■ RECORDS PROVIDED ■
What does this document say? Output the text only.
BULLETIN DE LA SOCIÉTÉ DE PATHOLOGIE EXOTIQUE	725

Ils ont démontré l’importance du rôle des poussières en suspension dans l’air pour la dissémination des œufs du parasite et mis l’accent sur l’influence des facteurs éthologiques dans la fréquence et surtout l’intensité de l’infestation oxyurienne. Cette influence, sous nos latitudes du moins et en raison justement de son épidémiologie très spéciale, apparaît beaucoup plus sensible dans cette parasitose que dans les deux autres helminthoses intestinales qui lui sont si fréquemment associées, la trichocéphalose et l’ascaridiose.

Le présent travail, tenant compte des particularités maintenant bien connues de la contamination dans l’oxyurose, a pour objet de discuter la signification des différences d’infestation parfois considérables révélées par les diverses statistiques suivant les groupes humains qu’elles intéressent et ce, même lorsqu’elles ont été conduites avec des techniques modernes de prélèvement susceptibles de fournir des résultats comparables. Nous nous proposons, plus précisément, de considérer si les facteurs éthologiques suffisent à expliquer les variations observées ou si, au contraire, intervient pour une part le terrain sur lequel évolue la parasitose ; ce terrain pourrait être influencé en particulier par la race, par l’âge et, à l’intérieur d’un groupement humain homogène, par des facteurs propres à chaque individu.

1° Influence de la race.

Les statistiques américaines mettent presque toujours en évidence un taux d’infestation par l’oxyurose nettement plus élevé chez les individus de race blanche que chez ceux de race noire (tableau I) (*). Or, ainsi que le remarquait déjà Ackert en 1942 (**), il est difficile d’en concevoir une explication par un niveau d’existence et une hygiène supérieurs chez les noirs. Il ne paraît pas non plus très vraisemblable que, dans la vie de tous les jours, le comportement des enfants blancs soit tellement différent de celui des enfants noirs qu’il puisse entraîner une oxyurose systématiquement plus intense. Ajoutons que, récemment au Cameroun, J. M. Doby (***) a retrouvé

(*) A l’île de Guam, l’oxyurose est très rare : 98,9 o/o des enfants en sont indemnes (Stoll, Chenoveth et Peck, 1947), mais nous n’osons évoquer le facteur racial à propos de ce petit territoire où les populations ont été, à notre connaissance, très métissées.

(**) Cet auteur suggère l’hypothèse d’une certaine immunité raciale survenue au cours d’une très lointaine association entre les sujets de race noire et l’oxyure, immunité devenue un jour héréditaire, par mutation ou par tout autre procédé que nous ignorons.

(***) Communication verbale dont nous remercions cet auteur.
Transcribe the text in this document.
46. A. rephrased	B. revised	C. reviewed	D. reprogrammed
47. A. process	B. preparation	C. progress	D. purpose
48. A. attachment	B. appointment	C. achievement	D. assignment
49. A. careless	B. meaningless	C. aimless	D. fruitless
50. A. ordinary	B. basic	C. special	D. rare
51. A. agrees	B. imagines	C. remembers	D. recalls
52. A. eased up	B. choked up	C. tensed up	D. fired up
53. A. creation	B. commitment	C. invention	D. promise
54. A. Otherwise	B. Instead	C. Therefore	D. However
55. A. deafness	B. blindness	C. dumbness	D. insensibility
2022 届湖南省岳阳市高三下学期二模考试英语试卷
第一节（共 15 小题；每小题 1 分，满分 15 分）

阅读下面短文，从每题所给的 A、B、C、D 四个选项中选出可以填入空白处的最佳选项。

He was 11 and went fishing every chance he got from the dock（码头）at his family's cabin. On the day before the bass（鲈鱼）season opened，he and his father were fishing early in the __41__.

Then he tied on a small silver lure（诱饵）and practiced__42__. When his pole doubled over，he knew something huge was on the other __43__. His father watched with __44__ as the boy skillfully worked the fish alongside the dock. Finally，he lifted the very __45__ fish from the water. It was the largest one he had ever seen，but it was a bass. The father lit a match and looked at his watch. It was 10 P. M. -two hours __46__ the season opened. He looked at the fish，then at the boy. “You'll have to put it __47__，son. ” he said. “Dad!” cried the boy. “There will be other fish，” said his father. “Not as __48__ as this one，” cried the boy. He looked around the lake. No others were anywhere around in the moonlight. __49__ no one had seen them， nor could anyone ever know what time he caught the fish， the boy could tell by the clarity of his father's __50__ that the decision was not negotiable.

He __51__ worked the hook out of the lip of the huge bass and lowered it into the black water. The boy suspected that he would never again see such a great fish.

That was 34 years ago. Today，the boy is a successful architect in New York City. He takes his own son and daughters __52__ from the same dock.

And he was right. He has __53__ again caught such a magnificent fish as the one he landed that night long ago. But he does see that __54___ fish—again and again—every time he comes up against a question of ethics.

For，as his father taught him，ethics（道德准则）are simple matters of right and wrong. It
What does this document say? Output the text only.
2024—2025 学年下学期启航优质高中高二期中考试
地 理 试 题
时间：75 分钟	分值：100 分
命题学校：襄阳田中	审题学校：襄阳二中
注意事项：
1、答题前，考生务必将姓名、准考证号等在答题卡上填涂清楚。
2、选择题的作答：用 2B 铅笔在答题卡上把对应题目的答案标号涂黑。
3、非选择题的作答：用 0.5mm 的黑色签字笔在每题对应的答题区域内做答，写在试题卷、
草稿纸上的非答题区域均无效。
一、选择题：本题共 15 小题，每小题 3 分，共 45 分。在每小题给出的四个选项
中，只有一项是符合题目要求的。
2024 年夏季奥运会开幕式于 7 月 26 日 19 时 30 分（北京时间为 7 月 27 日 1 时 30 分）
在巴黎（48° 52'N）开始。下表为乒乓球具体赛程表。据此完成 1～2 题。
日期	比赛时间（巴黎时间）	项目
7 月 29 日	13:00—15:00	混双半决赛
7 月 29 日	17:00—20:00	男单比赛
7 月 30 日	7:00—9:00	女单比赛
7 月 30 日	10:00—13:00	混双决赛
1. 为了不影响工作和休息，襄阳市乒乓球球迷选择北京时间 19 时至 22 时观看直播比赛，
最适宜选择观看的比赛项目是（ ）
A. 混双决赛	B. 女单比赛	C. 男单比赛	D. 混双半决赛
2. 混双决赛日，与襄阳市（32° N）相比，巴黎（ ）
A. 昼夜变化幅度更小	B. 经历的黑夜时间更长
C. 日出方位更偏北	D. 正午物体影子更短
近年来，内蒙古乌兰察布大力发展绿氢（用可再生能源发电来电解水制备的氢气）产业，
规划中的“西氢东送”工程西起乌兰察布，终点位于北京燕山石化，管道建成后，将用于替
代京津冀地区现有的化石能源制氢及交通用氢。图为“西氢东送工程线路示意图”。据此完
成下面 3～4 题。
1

■ WORK TO BE COMPLETED ■
Write down all the entries again without a single difference.

■ CORRECT RESPONSE ■
What does this document say? Output the text only.
BULLETIN DE LA SOCIÉTÉ DE PATHOLOGIE EXOTIQUE	725

Ils ont démontré l’importance du rôle des poussières en suspension dans l’air pour la dissémination des œufs du parasite et mis l’accent sur l’influence des facteurs éthologiques dans la fréquence et surtout l’intensité de l’infestation oxyurienne. Cette influence, sous nos latitudes du moins et en raison justement de son épidémiologie très spéciale, apparaît beaucoup plus sensible dans cette parasitose que dans les deux autres helminthoses intestinales qui lui sont si fréquemment associées, la trichocéphalose et l’ascaridiose.

Le présent travail, tenant compte des particularités maintenant bien connues de la contamination dans l’oxyurose, a pour objet de discuter la signification des différences d’infestation parfois considérables révélées par les diverses statistiques suivant les groupes humains qu’elles intéressent et ce, même lorsqu’elles ont été conduites avec des techniques modernes de prélèvement susceptibles de fournir des résultats comparables. Nous nous proposons, plus précisément, de considérer si les facteurs éthologiques suffisent à expliquer les variations observées ou si, au contraire, intervient pour une part le terrain sur lequel évolue la parasitose ; ce terrain pourrait être influencé en particulier par la race, par l’âge et, à l’intérieur d’un groupement humain homogène, par des facteurs propres à chaque individu.

1° Influence de la race.

Les statistiques américaines mettent presque toujours en évidence un taux d’infestation par l’oxyurose nettement plus élevé chez les individus de race blanche que chez ceux de race noire (tableau I) (*). Or, ainsi que le remarquait déjà Ackert en 1942 (**), il est difficile d’en concevoir une explication par un niveau d’existence et une hygiène supérieurs chez les noirs. Il ne paraît pas non plus très vraisemblable que, dans la vie de tous les jours, le comportement des enfants blancs soit tellement différent de celui des enfants noirs qu’il puisse entraîner une oxyurose systématiquement plus intense. Ajoutons que, récemment au Cameroun, J. M. Doby (***) a retrouvé

(*) A l’île de Guam, l’oxyurose est très rare : 98,9 o/o des enfants en sont indemnes (Stoll, Chenoveth et Peck, 1947), mais nous n’osons évoquer le facteur racial à propos de ce petit territoire où les populations ont été, à notre connaissance, très métissées.

(**) Cet auteur suggère l’hypothèse d’une certaine immunité raciale survenue au cours d’une très lointaine association entre les sujets de race noire et l’oxyure, immunité devenue un jour héréditaire, par mutation ou par tout autre procédé que nous ignorons.

(***) Communication verbale dont nous remercions cet auteur.
Transcribe the text in this document.
46. A. rephrased	B. revised	C. reviewed	D. reprogrammed
47. A. process	B. preparation	C. progress	D. purpose
48. A. attachment	B. appointment	C. achievement	D. assignment
49. A. careless	B. meaningless	C. aimless	D. fruitless
50. A. ordinary	B. basic	C. special	D. rare
51. A. agrees	B. imagines	C. remembers	D. recalls
52. A. eased up	B. choked up	C. tensed up	D. fired up
53. A. creation	B. commitment	C. invention	D. promise
54. A. Otherwise	B. Instead	C. Therefore	D. However
55. A. deafness	B. blindness	C. dumbness	D. insensibility
2022 届湖南省岳阳市高三下学期二模考试英语试卷
第一节（共 15 小题；每小题 1 分，满分 15 分）

阅读下面短文，从每题所给的 A、B、C、D 四个选项中选出可以填入空白处的最佳选项。

He was 11 and went fishing every chance he got from the dock（码头）at his family's cabin. On the day before the bass（鲈鱼）season opened，he and his father were fishing early in the __41__.

Then he tied on a small silver lure（诱饵）and practiced__42__. When his pole doubled over，he knew something huge was on the other __43__. His father watched with __44__ as the boy skillfully worked the fish alongside the dock. Finally，he lifted the very __45__ fish from the water. It was the largest one he had ever seen，but it was a bass. The father lit a match and looked at his watch. It was 10 P. M. -two hours __46__ the season opened. He looked at the fish，then at the boy. “You'll have to put it __47__，son. ” he said. “Dad!” cried the boy. “There will be other fish，” said his father. “Not as __48__ as this one，” cried the boy. He looked around the lake. No others were anywhere around in the moonlight. __49__ no one had seen them， nor could anyone ever know what time he caught the fish， the boy could tell by the clarity of his father's __50__ that the decision was not negotiable.

He __51__ worked the hook out of the lip of the huge bass and lowered it into the black water. The boy suspected that he would never again see such a great fish.

That was 34 years ago. Today，the boy is a successful architect in New York City. He takes his own son and daughters __52__ from the same dock.

And he was right. He has __53__ again caught such a magnificent fish as the one he landed that night long ago. But he does see that __54___ fish—again and again—every time he comes up against a question of ethics.

For，as his father taught him，ethics（道德准则）are simple matters of right and wrong. It
What does this document say? Output the text only.
2024—2025 学年下学期启航优质高中高二期中考试
地 理 试 题
时间：75 分钟	分值：100 分
命题学校：襄阳田中	审题学校：襄阳二中
注意事项：
1、答题前，考生务必将姓名、准考证号等在答题卡上填涂清楚。
2、选择题的作答：用 2B 铅笔在答题卡上把对应题目的答案标号涂黑。
3、非选择题的作答：用 0.5mm 的黑色签字笔在每题对应的答题区域内做答，写在试题卷、
草稿纸上的非答题区域均无效。
一、选择题：本题共 15 小题，每小题 3 分，共 45 分。在每小题给出的四个选项
中，只有一项是符合题目要求的。
2024 年夏季奥运会开幕式于 7 月 26 日 19 时 30 分（北京时间为 7 月 27 日 1 时 30 分）
在巴黎（48° 52'N）开始。下表为乒乓球具体赛程表。据此完成 1～2 题。
日期	比赛时间（巴黎时间）	项目
7 月 29 日	13:00—15:00	混双半决赛
7 月 29 日	17:00—20:00	男单比赛
7 月 30 日	7:00—9:00	女单比赛
7 月 30 日	10:00—13:00	混双决赛
1. 为了不影响工作和休息，襄阳市乒乓球球迷选择北京时间 19 时至 22 时观看直播比赛，
最适宜选择观看的比赛项目是（ ）
A. 混双决赛	B. 女单比赛	C. 男单比赛	D. 混双半决赛
2. 混双决赛日，与襄阳市（32° N）相比，巴黎（ ）
A. 昼夜变化幅度更小	B. 经历的黑夜时间更长
C. 日出方位更偏北	D. 正午物体影子更短
近年来，内蒙古乌兰察布大力发展绿氢（用可再生能源发电来电解水制备的氢气）产业，
规划中的“西氢东送”工程西起乌兰察布，终点位于北京燕山石化，管道建成后，将用于替
代京津冀地区现有的化石能源制氢及交通用氢。图为“西氢东送工程线路示意图”。据此完
成下面 3～4 题。
1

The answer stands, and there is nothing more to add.